Figure record extracts
——————
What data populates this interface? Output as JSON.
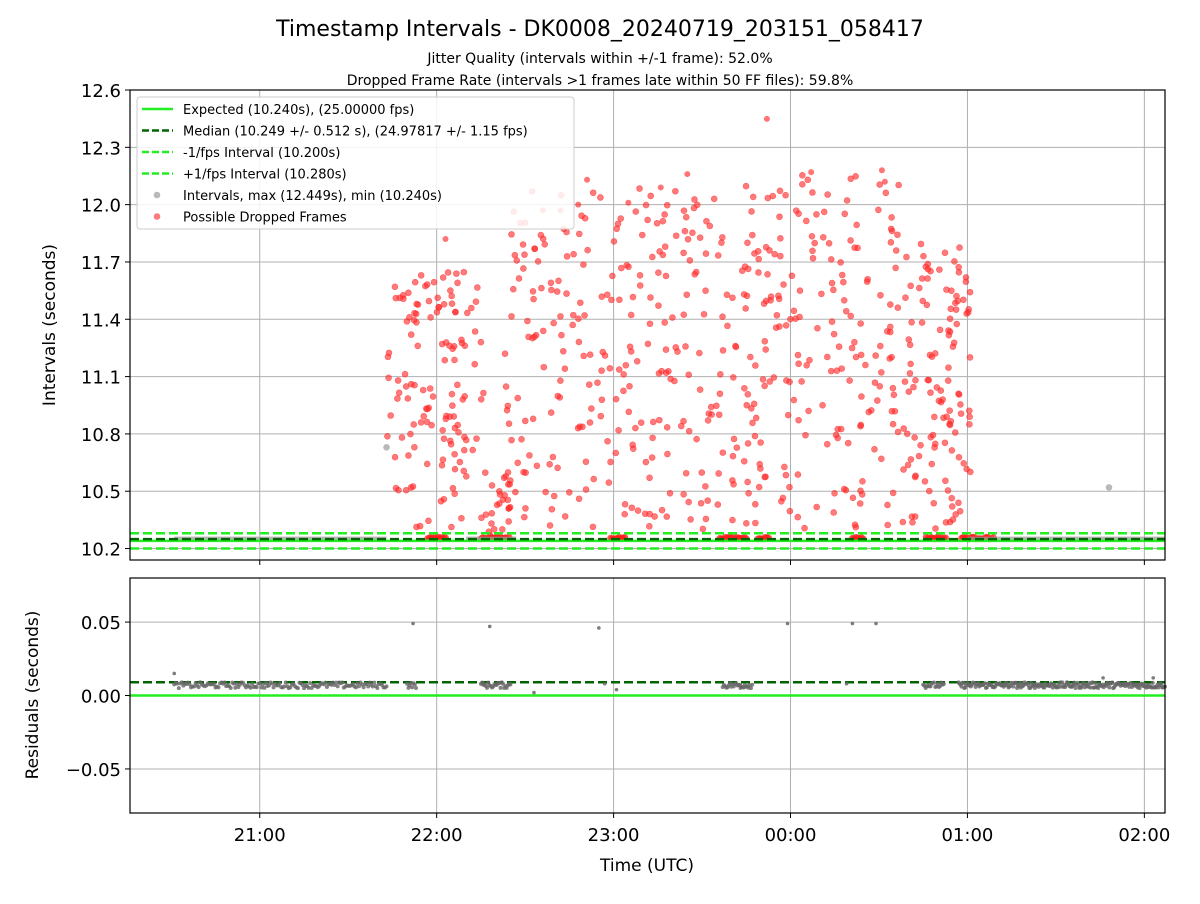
{
  "figure": {
    "title": "Timestamp Intervals - DK0008_20240719_203151_058417",
    "subtitle_1": "Jitter Quality (intervals within +/-1 frame): 52.0%",
    "subtitle_2": "Dropped Frame Rate (intervals >1 frames late within 50 FF files): 59.8%"
  },
  "chart_data": [
    {
      "type": "scatter",
      "name": "intervals",
      "xlabel": "",
      "ylabel": "Intervals (seconds)",
      "xlim": [
        "20:16",
        "02:07"
      ],
      "ylim": [
        10.14,
        12.6
      ],
      "yticks": [
        "10.2",
        "10.5",
        "10.8",
        "11.1",
        "11.4",
        "11.7",
        "12.0",
        "12.3",
        "12.6"
      ],
      "grid": true,
      "legend_position": "upper-left",
      "legend": [
        {
          "label": "Expected (10.240s), (25.00000 fps)",
          "style": "solid-line",
          "color": "#22ee22"
        },
        {
          "label": "Median (10.249 +/- 0.512 s), (24.97817 +/- 1.15 fps)",
          "style": "dashed-line",
          "color": "#006400"
        },
        {
          "label": "-1/fps Interval (10.200s)",
          "style": "dashed-line",
          "color": "#22ee22"
        },
        {
          "label": "+1/fps Interval (10.280s)",
          "style": "dashed-line",
          "color": "#22ee22"
        },
        {
          "label": "Intervals, max (12.449s), min (10.240s)",
          "style": "dot",
          "color": "#888888"
        },
        {
          "label": "Possible Dropped Frames",
          "style": "dot",
          "color": "#ff2222"
        }
      ],
      "reference_lines": [
        {
          "name": "expected",
          "y": 10.24,
          "color": "#22ee22",
          "dash": false
        },
        {
          "name": "median",
          "y": 10.249,
          "color": "#006400",
          "dash": true
        },
        {
          "name": "minus-one-frame",
          "y": 10.2,
          "color": "#22ee22",
          "dash": true
        },
        {
          "name": "plus-one-frame",
          "y": 10.28,
          "color": "#22ee22",
          "dash": true
        }
      ],
      "baseline_segments": [
        {
          "from": "20:31",
          "to": "21:43",
          "y": 10.249
        },
        {
          "from": "22:10",
          "to": "22:27",
          "y": 10.249
        },
        {
          "from": "01:00",
          "to": "02:07",
          "y": 10.249
        }
      ],
      "gray_outliers": [
        {
          "x": "21:43",
          "y": 10.73
        },
        {
          "x": "01:48",
          "y": 10.52
        }
      ],
      "dropped_frame_clusters": [
        {
          "from": "21:43",
          "to": "22:16",
          "ymin": 10.3,
          "ymax": 11.65,
          "count": 130
        },
        {
          "from": "22:16",
          "to": "22:27",
          "ymin": 10.25,
          "ymax": 10.6,
          "count": 22
        },
        {
          "from": "22:23",
          "to": "23:55",
          "ymin": 10.3,
          "ymax": 12.1,
          "count": 320
        },
        {
          "from": "23:55",
          "to": "00:38",
          "ymin": 10.3,
          "ymax": 12.2,
          "count": 150
        },
        {
          "from": "00:38",
          "to": "01:01",
          "ymin": 10.3,
          "ymax": 11.8,
          "count": 120
        }
      ],
      "dropped_frame_highlights": [
        {
          "x": "23:52",
          "y": 12.449
        },
        {
          "x": "00:07",
          "y": 12.17
        },
        {
          "x": "00:31",
          "y": 12.18
        },
        {
          "x": "00:32",
          "y": 12.12
        },
        {
          "x": "22:51",
          "y": 12.13
        },
        {
          "x": "23:16",
          "y": 12.09
        },
        {
          "x": "23:25",
          "y": 12.16
        },
        {
          "x": "22:36",
          "y": 11.97
        },
        {
          "x": "22:42",
          "y": 11.97
        },
        {
          "x": "22:48",
          "y": 12.0
        },
        {
          "x": "23:05",
          "y": 12.01
        },
        {
          "x": "22:03",
          "y": 11.82
        }
      ],
      "dropped_frame_baseline_runs": [
        {
          "from": "21:57",
          "to": "22:03"
        },
        {
          "from": "22:15",
          "to": "22:25"
        },
        {
          "from": "22:59",
          "to": "23:04"
        },
        {
          "from": "23:36",
          "to": "23:45"
        },
        {
          "from": "23:49",
          "to": "23:53"
        },
        {
          "from": "00:21",
          "to": "00:25"
        },
        {
          "from": "00:46",
          "to": "00:53"
        },
        {
          "from": "00:58",
          "to": "01:09"
        }
      ]
    },
    {
      "type": "scatter",
      "name": "residuals",
      "xlabel": "Time (UTC)",
      "ylabel": "Residuals (seconds)",
      "xlim": [
        "20:16",
        "02:07"
      ],
      "ylim": [
        -0.08,
        0.08
      ],
      "yticks": [
        "−0.05",
        "0.00",
        "0.05"
      ],
      "yticks_values": [
        -0.05,
        0.0,
        0.05
      ],
      "xticks": [
        "21:00",
        "22:00",
        "23:00",
        "00:00",
        "01:00",
        "02:00"
      ],
      "grid": true,
      "reference_lines": [
        {
          "name": "expected-residual",
          "y": 0.0,
          "color": "#22ee22",
          "dash": false
        },
        {
          "name": "median-residual",
          "y": 0.009,
          "color": "#006400",
          "dash": true
        }
      ],
      "residual_segments": [
        {
          "from": "20:31",
          "to": "21:43",
          "y": 0.007,
          "count": 140
        },
        {
          "from": "21:50",
          "to": "21:53",
          "y": 0.007,
          "count": 8
        },
        {
          "from": "22:15",
          "to": "22:25",
          "y": 0.007,
          "count": 25
        },
        {
          "from": "23:37",
          "to": "23:47",
          "y": 0.007,
          "count": 25
        },
        {
          "from": "00:45",
          "to": "00:52",
          "y": 0.007,
          "count": 18
        },
        {
          "from": "00:57",
          "to": "02:07",
          "y": 0.007,
          "count": 220
        }
      ],
      "residual_outliers": [
        {
          "x": "20:31",
          "y": 0.015
        },
        {
          "x": "21:52",
          "y": 0.049
        },
        {
          "x": "22:18",
          "y": 0.047
        },
        {
          "x": "22:55",
          "y": 0.046
        },
        {
          "x": "23:59",
          "y": 0.049
        },
        {
          "x": "00:21",
          "y": 0.049
        },
        {
          "x": "00:29",
          "y": 0.049
        },
        {
          "x": "22:33",
          "y": 0.002
        },
        {
          "x": "23:43",
          "y": 0.005
        },
        {
          "x": "22:57",
          "y": 0.008
        },
        {
          "x": "23:01",
          "y": 0.004
        },
        {
          "x": "00:19",
          "y": 0.008
        },
        {
          "x": "01:46",
          "y": 0.012
        },
        {
          "x": "02:03",
          "y": 0.012
        }
      ]
    }
  ]
}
——————
§ **TASK PROMPT**
Each entry shown above must be quoted exactly, with its pictures left out.

§ **RESPONSE TO THE EXERCISE**
What data populates this interface? Output as JSON.
{
  "figure": {
    "title": "Timestamp Intervals - DK0008_20240719_203151_058417",
    "subtitle_1": "Jitter Quality (intervals within +/-1 frame): 52.0%",
    "subtitle_2": "Dropped Frame Rate (intervals >1 frames late within 50 FF files): 59.8%"
  },
  "chart_data": [
    {
      "type": "scatter",
      "name": "intervals",
      "xlabel": "",
      "ylabel": "Intervals (seconds)",
      "xlim": [
        "20:16",
        "02:07"
      ],
      "ylim": [
        10.14,
        12.6
      ],
      "yticks": [
        "10.2",
        "10.5",
        "10.8",
        "11.1",
        "11.4",
        "11.7",
        "12.0",
        "12.3",
        "12.6"
      ],
      "grid": true,
      "legend_position": "upper-left",
      "legend": [
        {
          "label": "Expected (10.240s), (25.00000 fps)",
          "style": "solid-line",
          "color": "#22ee22"
        },
        {
          "label": "Median (10.249 +/- 0.512 s), (24.97817 +/- 1.15 fps)",
          "style": "dashed-line",
          "color": "#006400"
        },
        {
          "label": "-1/fps Interval (10.200s)",
          "style": "dashed-line",
          "color": "#22ee22"
        },
        {
          "label": "+1/fps Interval (10.280s)",
          "style": "dashed-line",
          "color": "#22ee22"
        },
        {
          "label": "Intervals, max (12.449s), min (10.240s)",
          "style": "dot",
          "color": "#888888"
        },
        {
          "label": "Possible Dropped Frames",
          "style": "dot",
          "color": "#ff2222"
        }
      ],
      "reference_lines": [
        {
          "name": "expected",
          "y": 10.24,
          "color": "#22ee22",
          "dash": false
        },
        {
          "name": "median",
          "y": 10.249,
          "color": "#006400",
          "dash": true
        },
        {
          "name": "minus-one-frame",
          "y": 10.2,
          "color": "#22ee22",
          "dash": true
        },
        {
          "name": "plus-one-frame",
          "y": 10.28,
          "color": "#22ee22",
          "dash": true
        }
      ],
      "baseline_segments": [
        {
          "from": "20:31",
          "to": "21:43",
          "y": 10.249
        },
        {
          "from": "22:10",
          "to": "22:27",
          "y": 10.249
        },
        {
          "from": "01:00",
          "to": "02:07",
          "y": 10.249
        }
      ],
      "gray_outliers": [
        {
          "x": "21:43",
          "y": 10.73
        },
        {
          "x": "01:48",
          "y": 10.52
        }
      ],
      "dropped_frame_clusters": [
        {
          "from": "21:43",
          "to": "22:16",
          "ymin": 10.3,
          "ymax": 11.65,
          "count": 130
        },
        {
          "from": "22:16",
          "to": "22:27",
          "ymin": 10.25,
          "ymax": 10.6,
          "count": 22
        },
        {
          "from": "22:23",
          "to": "23:55",
          "ymin": 10.3,
          "ymax": 12.1,
          "count": 320
        },
        {
          "from": "23:55",
          "to": "00:38",
          "ymin": 10.3,
          "ymax": 12.2,
          "count": 150
        },
        {
          "from": "00:38",
          "to": "01:01",
          "ymin": 10.3,
          "ymax": 11.8,
          "count": 120
        }
      ],
      "dropped_frame_highlights": [
        {
          "x": "23:52",
          "y": 12.449
        },
        {
          "x": "00:07",
          "y": 12.17
        },
        {
          "x": "00:31",
          "y": 12.18
        },
        {
          "x": "00:32",
          "y": 12.12
        },
        {
          "x": "22:51",
          "y": 12.13
        },
        {
          "x": "23:16",
          "y": 12.09
        },
        {
          "x": "23:25",
          "y": 12.16
        },
        {
          "x": "22:36",
          "y": 11.97
        },
        {
          "x": "22:42",
          "y": 11.97
        },
        {
          "x": "22:48",
          "y": 12.0
        },
        {
          "x": "23:05",
          "y": 12.01
        },
        {
          "x": "22:03",
          "y": 11.82
        }
      ],
      "dropped_frame_baseline_runs": [
        {
          "from": "21:57",
          "to": "22:03"
        },
        {
          "from": "22:15",
          "to": "22:25"
        },
        {
          "from": "22:59",
          "to": "23:04"
        },
        {
          "from": "23:36",
          "to": "23:45"
        },
        {
          "from": "23:49",
          "to": "23:53"
        },
        {
          "from": "00:21",
          "to": "00:25"
        },
        {
          "from": "00:46",
          "to": "00:53"
        },
        {
          "from": "00:58",
          "to": "01:09"
        }
      ]
    },
    {
      "type": "scatter",
      "name": "residuals",
      "xlabel": "Time (UTC)",
      "ylabel": "Residuals (seconds)",
      "xlim": [
        "20:16",
        "02:07"
      ],
      "ylim": [
        -0.08,
        0.08
      ],
      "yticks": [
        "−0.05",
        "0.00",
        "0.05"
      ],
      "yticks_values": [
        -0.05,
        0.0,
        0.05
      ],
      "xticks": [
        "21:00",
        "22:00",
        "23:00",
        "00:00",
        "01:00",
        "02:00"
      ],
      "grid": true,
      "reference_lines": [
        {
          "name": "expected-residual",
          "y": 0.0,
          "color": "#22ee22",
          "dash": false
        },
        {
          "name": "median-residual",
          "y": 0.009,
          "color": "#006400",
          "dash": true
        }
      ],
      "residual_segments": [
        {
          "from": "20:31",
          "to": "21:43",
          "y": 0.007,
          "count": 140
        },
        {
          "from": "21:50",
          "to": "21:53",
          "y": 0.007,
          "count": 8
        },
        {
          "from": "22:15",
          "to": "22:25",
          "y": 0.007,
          "count": 25
        },
        {
          "from": "23:37",
          "to": "23:47",
          "y": 0.007,
          "count": 25
        },
        {
          "from": "00:45",
          "to": "00:52",
          "y": 0.007,
          "count": 18
        },
        {
          "from": "00:57",
          "to": "02:07",
          "y": 0.007,
          "count": 220
        }
      ],
      "residual_outliers": [
        {
          "x": "20:31",
          "y": 0.015
        },
        {
          "x": "21:52",
          "y": 0.049
        },
        {
          "x": "22:18",
          "y": 0.047
        },
        {
          "x": "22:55",
          "y": 0.046
        },
        {
          "x": "23:59",
          "y": 0.049
        },
        {
          "x": "00:21",
          "y": 0.049
        },
        {
          "x": "00:29",
          "y": 0.049
        },
        {
          "x": "22:33",
          "y": 0.002
        },
        {
          "x": "23:43",
          "y": 0.005
        },
        {
          "x": "22:57",
          "y": 0.008
        },
        {
          "x": "23:01",
          "y": 0.004
        },
        {
          "x": "00:19",
          "y": 0.008
        },
        {
          "x": "01:46",
          "y": 0.012
        },
        {
          "x": "02:03",
          "y": 0.012
        }
      ]
    }
  ]
}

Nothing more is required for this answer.